_Set tasks_
**1)** In the child care thread, replace "troll" with "spammer" and write out the passage from "Back in my day" to "in this way.".
**2)** Answer these questions from the child care thread:
(a) Who posted at 4:38 PM on July 5, 2008?
(b) In the first comment, what does the big waiting list suggest?
(c) In the example about the top of the pay spectrum, whose child care is described as worth subsidizing, and whose is not?
**3)** Translate this sentence from the child care thread into Spanish: "Therefore the exact wrong response is to make it more expensive and exclusive."

_Selected text_
***

Talking about supply and demand in reference to child care only makes sense if you are in the child care business. Unless Google decides to become the Search and Child Care Company, the only reason for them to supply child care is if it supports their business. As people have said, it helps with employee retention and with working hours (if they don't have to drive all over town to drop/pick up kids).

Looking at it like this, the fact that there is a big waiting list suggests that the employees like it, so it works well as a benefit. And if the parents are paying for it, you get happy and productive employees for very little cost--a classic win-win situation.

Therefore the exact wrong response is to make it more expensive and exclusive.

I really should get into management and make more money. They probably have lots of high paid managers with MBAs from exclusive business schools, and they can't figure this one out??
posted by eye of newt at 4:34 PM on July 5, 2008


Back in my day we used to say, and believe in, the simple statement, "Don't feed the troll".

We would often then add, "fucktard".

Make of it what you will.
posted by nyxxxx at 4:38 PM on July 5, 2008


I wrote to Dr. Steve Elvis:
Also, I don't see you as paying for it at any time, because you aren't next in line for the savings per se, because it doesn't change the competitive nature of your job status across the economic board because you can't or don't work for a company that benefits you in this way.

To make more plain upon request: The money you see as would be going to yourself is non-existent, because your company would use it to cover the loss in benefits formerly used to attract others--in order to keep them. They already have you locked in for less. In other words, you don't have an argument left.
posted by Brian B. at 4:47 PM on July 5, 2008


> Therefore the exact wrong response is to make it more expensive and exclusive. [...] They probably have lots of high paid managers with MBAs from exclusive business schools, and they can't figure this one out??

I thought so, too. However, if we take on premise that they aren't just completely stupid (which is a possibility), it might be that they've determined the cost isn't worth the benefit.

I could think of a few reasons this is the case. Maybe they've determined that the employees whom the company derives the most benefit from providing child-care for, are the employees at the top of the pay spectrum. I.e., it's worth subsidizing a VP's child-care, but not the cafeteria employees'. If we assume, as seems logical, that people who get paid more will be less sensitive to a price hike, raising the prices might make sense.

Alternately, it might just be a belief that the small number of employees who are influenced by the availability of child-care aren't worth the cost required to keep it in operation. Hence, perhaps they're raising the per-child rate up to a point where the company's contribution is more in line with their benefit. I think this is possibility if they have a lot of young employees who don't have children, and thus even if they think the child-care is a good idea in theory, might not leave the company or change their work patterns if it was eliminated.

I think there are quite a few explanations you could come up with for what on the surface looks irrational. It may be the case that it is irrational, but it might also be well thought-out and calculated. As money gets tighter, they'll probably have to cut back more and more on some of the bennys. If they're as smart a company as they give the impression of being, they'll cut back on the ones that motivate the fewest, least-important employees and have the least benefits to the company first, then move to the ones that are relatively inexpensive and motivate more people.
posted by Kadin2048 at 5:07 PM on July 5, 2008


If your employer isn't willing to pay you the equivalent of what they pay for childcare for other employees, then I guess that says something about your worth to the company. If you disagree with their assessment, you could always get another job, or start a business of your own.

***

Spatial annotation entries
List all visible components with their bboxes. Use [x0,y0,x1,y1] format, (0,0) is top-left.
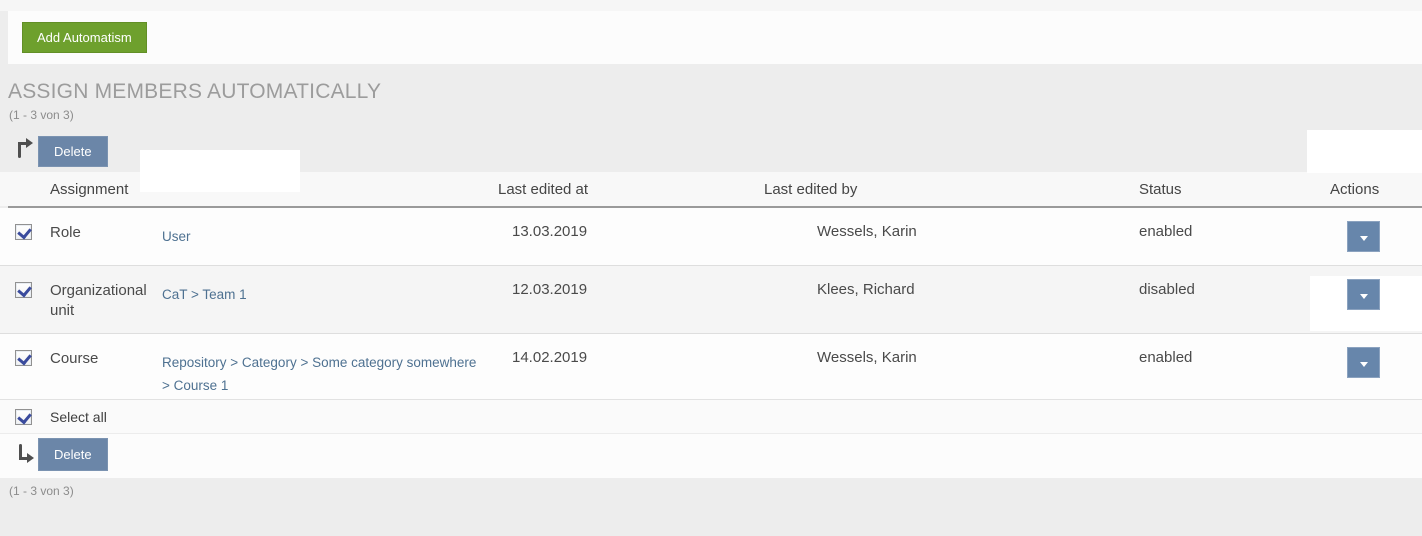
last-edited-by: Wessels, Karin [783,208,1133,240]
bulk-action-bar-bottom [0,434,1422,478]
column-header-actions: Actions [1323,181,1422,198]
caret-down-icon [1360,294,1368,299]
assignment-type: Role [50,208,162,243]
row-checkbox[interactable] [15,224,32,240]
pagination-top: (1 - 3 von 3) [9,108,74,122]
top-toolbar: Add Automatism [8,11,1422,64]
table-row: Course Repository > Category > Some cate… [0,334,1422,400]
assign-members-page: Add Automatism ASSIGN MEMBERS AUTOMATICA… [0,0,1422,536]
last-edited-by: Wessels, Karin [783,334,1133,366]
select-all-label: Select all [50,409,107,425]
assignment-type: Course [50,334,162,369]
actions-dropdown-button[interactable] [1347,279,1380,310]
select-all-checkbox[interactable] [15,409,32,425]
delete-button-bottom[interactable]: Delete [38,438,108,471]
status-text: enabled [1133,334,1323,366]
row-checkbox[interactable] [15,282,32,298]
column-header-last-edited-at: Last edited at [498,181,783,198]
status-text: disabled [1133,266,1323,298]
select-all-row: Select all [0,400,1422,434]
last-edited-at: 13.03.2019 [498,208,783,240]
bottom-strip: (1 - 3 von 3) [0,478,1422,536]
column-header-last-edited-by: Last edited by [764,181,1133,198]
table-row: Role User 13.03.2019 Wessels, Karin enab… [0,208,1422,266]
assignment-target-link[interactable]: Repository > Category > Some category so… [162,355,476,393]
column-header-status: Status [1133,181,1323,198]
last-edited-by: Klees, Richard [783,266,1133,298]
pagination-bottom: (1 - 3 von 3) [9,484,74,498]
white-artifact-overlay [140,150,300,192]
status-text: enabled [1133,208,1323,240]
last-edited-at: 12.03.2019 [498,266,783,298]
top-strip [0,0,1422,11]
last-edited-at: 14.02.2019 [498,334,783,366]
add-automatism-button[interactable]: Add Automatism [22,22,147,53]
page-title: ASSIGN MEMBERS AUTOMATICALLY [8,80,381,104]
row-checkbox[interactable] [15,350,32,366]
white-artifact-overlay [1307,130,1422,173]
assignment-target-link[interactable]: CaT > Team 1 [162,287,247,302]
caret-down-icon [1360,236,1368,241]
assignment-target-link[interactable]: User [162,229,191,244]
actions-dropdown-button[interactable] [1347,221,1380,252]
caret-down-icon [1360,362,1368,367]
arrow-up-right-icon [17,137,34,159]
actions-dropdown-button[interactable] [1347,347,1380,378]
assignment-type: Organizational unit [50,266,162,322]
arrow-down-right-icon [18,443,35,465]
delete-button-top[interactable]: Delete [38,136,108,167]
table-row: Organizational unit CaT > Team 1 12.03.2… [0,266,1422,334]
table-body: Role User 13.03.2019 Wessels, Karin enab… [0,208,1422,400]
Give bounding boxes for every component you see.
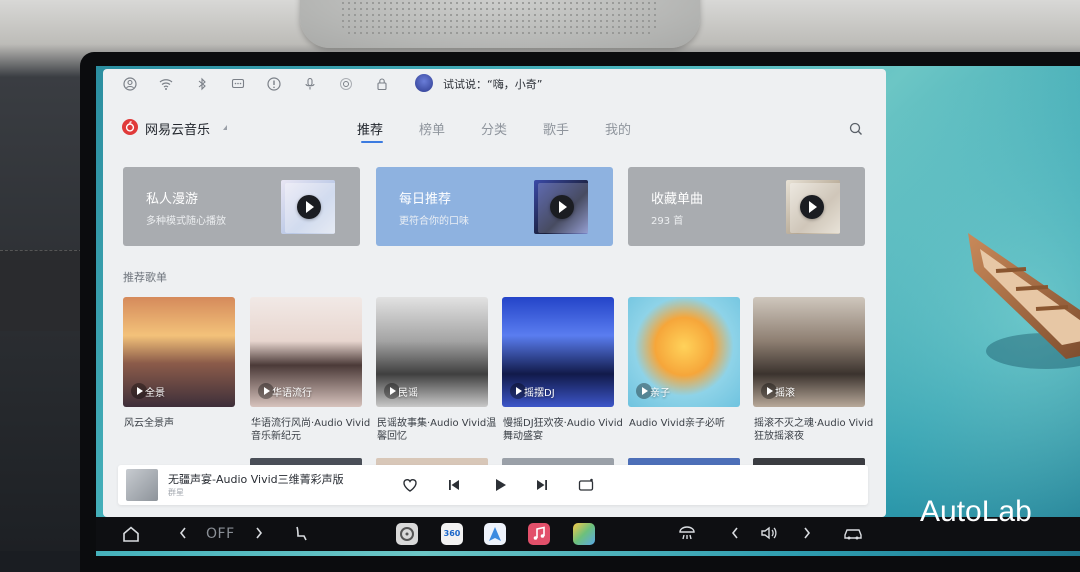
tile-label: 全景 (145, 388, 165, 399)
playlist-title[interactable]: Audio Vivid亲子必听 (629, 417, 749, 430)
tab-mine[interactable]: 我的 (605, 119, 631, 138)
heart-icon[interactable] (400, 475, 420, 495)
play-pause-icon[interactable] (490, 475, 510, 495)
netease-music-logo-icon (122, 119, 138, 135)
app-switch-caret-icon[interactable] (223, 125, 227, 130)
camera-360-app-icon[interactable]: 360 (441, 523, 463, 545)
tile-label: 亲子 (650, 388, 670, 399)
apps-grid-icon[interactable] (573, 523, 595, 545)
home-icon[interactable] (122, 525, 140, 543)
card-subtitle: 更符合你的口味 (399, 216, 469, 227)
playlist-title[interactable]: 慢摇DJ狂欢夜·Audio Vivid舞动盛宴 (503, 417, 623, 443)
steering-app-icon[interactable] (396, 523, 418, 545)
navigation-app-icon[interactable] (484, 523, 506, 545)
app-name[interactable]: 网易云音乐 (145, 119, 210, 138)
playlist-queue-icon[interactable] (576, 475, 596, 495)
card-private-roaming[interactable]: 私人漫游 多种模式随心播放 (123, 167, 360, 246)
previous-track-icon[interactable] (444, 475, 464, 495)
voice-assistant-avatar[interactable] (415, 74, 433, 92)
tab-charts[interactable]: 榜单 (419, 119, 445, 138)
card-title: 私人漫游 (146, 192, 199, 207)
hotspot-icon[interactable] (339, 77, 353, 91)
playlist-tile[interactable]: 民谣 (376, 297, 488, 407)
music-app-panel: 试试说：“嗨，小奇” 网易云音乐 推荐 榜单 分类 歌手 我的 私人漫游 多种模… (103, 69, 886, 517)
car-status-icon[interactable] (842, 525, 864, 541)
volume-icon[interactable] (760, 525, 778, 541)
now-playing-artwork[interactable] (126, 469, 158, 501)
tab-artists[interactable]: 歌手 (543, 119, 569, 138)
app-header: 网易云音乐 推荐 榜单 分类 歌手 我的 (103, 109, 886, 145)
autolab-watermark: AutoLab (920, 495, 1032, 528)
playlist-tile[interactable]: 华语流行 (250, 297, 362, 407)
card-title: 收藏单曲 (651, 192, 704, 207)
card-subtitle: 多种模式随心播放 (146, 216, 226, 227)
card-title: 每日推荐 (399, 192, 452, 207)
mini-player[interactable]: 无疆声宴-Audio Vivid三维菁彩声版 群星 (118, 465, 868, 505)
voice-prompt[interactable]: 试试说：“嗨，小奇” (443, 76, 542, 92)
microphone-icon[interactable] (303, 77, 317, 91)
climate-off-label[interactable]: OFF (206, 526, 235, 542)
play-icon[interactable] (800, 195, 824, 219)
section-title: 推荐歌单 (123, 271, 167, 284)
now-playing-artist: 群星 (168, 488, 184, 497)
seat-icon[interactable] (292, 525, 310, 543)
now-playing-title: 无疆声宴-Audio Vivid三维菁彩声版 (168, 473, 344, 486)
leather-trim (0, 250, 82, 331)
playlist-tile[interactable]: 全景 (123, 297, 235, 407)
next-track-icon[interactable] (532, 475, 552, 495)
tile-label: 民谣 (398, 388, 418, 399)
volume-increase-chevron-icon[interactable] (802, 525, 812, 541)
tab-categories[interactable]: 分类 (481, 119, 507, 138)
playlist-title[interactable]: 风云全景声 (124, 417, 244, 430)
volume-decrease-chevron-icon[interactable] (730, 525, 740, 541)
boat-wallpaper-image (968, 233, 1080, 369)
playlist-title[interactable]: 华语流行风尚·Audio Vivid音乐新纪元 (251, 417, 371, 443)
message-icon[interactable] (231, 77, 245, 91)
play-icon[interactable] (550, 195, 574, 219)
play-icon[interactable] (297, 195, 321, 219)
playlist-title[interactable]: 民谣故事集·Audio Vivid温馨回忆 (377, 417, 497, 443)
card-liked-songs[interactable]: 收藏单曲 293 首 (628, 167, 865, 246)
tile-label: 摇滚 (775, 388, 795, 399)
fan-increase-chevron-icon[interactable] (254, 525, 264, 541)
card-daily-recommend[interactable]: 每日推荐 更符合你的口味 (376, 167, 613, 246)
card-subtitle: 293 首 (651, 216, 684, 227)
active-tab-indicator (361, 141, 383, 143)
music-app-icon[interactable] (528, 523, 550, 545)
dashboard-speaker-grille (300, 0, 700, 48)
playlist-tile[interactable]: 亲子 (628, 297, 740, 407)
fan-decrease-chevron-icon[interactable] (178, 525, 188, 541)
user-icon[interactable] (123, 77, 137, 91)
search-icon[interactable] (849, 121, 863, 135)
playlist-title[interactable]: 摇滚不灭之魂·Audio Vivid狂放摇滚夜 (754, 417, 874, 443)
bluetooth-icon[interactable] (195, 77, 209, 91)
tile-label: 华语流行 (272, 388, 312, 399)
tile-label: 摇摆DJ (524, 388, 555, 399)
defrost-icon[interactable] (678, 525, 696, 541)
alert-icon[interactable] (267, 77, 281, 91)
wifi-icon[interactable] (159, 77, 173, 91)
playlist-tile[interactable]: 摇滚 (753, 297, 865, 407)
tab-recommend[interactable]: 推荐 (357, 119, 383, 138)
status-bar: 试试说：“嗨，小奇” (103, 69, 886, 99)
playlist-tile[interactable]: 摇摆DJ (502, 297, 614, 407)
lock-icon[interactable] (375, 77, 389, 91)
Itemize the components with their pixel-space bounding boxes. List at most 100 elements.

***

_Task-by-task outputs_
**1)**
Back in my day we used to say, and believe in, the simple statement, "Don't feed the spammer".

We would often then add, "fucktard".

Make of it what you will.
posted by nyxxxx at 4:38 PM on July 5, 2008


I wrote to Dr. Steve Elvis:
Also, I don't see you as paying for it at any time, because you aren't next in line for the savings per se, because it doesn't change the competitive nature of your job status across the economic board because you can't or don't work for a company that benefits you in this way.

**2)**
(a) nyxxxx
(b) That the employees like it, so it works well as a benefit.
(c) A VP's child care is worth subsidizing, but not the cafeteria employees'.

**3)** Por lo tanto, la respuesta exactamente equivocada es hacerlo más caro y exclusivo.